-- start DATA FOR THE TASK --
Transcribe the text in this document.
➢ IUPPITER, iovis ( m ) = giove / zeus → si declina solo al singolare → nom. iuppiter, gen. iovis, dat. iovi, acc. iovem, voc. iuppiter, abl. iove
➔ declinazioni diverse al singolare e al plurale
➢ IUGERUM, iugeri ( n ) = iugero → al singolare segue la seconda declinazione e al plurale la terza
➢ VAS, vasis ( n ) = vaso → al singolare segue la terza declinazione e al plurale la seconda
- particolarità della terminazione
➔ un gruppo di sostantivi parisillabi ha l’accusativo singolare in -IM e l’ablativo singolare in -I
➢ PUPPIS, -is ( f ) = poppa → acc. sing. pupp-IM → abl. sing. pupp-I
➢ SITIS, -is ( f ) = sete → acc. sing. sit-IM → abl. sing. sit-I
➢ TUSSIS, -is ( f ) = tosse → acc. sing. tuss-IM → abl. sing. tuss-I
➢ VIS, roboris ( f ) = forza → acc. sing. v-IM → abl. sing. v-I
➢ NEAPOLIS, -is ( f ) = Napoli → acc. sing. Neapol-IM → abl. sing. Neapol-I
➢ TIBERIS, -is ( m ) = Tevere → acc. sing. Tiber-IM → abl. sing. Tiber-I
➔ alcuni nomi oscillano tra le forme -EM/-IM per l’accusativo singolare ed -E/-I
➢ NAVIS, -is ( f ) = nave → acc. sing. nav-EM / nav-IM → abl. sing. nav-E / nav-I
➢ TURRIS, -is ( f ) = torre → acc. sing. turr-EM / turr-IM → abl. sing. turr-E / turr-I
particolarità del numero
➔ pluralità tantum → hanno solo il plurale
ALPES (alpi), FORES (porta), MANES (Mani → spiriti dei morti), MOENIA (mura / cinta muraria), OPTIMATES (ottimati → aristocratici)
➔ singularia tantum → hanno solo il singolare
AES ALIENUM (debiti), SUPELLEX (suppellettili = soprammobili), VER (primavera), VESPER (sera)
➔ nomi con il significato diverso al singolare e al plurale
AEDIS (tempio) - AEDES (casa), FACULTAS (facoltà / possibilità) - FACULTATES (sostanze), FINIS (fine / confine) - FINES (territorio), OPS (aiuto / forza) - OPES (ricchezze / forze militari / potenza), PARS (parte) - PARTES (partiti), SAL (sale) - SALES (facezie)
-- end DATA FOR THE TASK --
◆ GIVEN PROBLEM: Reproduce every record, matching each line exactly.

◆ RESPONSE TO THE TASK:
Transcribe the text in this document.
➢ IUPPITER, iovis ( m ) = giove / zeus → si declina solo al singolare → nom. iuppiter, gen. iovis, dat. iovi, acc. iovem, voc. iuppiter, abl. iove
➔ declinazioni diverse al singolare e al plurale
➢ IUGERUM, iugeri ( n ) = iugero → al singolare segue la seconda declinazione e al plurale la terza
➢ VAS, vasis ( n ) = vaso → al singolare segue la terza declinazione e al plurale la seconda
- particolarità della terminazione
➔ un gruppo di sostantivi parisillabi ha l’accusativo singolare in -IM e l’ablativo singolare in -I
➢ PUPPIS, -is ( f ) = poppa → acc. sing. pupp-IM → abl. sing. pupp-I
➢ SITIS, -is ( f ) = sete → acc. sing. sit-IM → abl. sing. sit-I
➢ TUSSIS, -is ( f ) = tosse → acc. sing. tuss-IM → abl. sing. tuss-I
➢ VIS, roboris ( f ) = forza → acc. sing. v-IM → abl. sing. v-I
➢ NEAPOLIS, -is ( f ) = Napoli → acc. sing. Neapol-IM → abl. sing. Neapol-I
➢ TIBERIS, -is ( m ) = Tevere → acc. sing. Tiber-IM → abl. sing. Tiber-I
➔ alcuni nomi oscillano tra le forme -EM/-IM per l’accusativo singolare ed -E/-I
➢ NAVIS, -is ( f ) = nave → acc. sing. nav-EM / nav-IM → abl. sing. nav-E / nav-I
➢ TURRIS, -is ( f ) = torre → acc. sing. turr-EM / turr-IM → abl. sing. turr-E / turr-I
particolarità del numero
➔ pluralità tantum → hanno solo il plurale
ALPES (alpi), FORES (porta), MANES (Mani → spiriti dei morti), MOENIA (mura / cinta muraria), OPTIMATES (ottimati → aristocratici)
➔ singularia tantum → hanno solo il singolare
AES ALIENUM (debiti), SUPELLEX (suppellettili = soprammobili), VER (primavera), VESPER (sera)
➔ nomi con il significato diverso al singolare e al plurale
AEDIS (tempio) - AEDES (casa), FACULTAS (facoltà / possibilità) - FACULTATES (sostanze), FINIS (fine / confine) - FINES (territorio), OPS (aiuto / forza) - OPES (ricchezze / forze militari / potenza), PARS (parte) - PARTES (partiti), SAL (sale) - SALES (facezie)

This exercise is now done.